### Given instruction
Output exactly the lines between the line that contains "OCR this image." and the last line of the material, counting both.

*-*-*

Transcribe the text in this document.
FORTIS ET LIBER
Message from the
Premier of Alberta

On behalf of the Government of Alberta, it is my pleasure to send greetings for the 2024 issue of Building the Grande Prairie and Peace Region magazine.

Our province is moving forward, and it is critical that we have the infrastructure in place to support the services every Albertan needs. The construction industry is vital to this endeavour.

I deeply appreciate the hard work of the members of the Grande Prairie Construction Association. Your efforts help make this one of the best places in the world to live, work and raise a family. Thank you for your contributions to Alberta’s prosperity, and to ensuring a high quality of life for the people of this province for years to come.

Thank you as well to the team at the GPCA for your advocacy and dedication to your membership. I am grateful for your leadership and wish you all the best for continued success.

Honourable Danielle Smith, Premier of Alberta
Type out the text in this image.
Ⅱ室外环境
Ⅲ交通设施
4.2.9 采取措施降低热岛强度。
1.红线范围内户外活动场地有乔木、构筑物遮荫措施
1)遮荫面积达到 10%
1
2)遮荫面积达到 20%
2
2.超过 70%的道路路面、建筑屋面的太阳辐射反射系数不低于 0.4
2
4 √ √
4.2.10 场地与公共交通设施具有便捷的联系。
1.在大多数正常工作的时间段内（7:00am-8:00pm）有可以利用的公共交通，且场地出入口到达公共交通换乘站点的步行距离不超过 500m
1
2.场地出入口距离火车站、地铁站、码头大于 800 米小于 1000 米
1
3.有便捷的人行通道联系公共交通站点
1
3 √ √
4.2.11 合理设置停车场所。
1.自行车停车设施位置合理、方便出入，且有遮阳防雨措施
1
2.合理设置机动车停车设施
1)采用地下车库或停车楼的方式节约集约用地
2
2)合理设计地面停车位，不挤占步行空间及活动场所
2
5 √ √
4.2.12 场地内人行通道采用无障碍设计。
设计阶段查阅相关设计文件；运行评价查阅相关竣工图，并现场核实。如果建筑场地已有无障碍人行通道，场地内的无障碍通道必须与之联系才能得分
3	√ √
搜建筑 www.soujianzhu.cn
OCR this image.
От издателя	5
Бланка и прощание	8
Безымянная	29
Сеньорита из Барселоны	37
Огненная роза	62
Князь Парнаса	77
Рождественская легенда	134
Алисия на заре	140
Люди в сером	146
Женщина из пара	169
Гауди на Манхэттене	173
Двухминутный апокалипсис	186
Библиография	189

*-*-*

### The response
OCR this image.
От издателя	5
Бланка и прощание	8
Безымянная	29
Сеньорита из Барселоны	37
Огненная роза	62
Князь Парнаса	77
Рождественская легенда	134
Алисия на заре	140
Люди в сером	146
Женщина из пара	169
Гауди на Манхэттене	173
Двухминутный апокалипсис	186
Библиография	189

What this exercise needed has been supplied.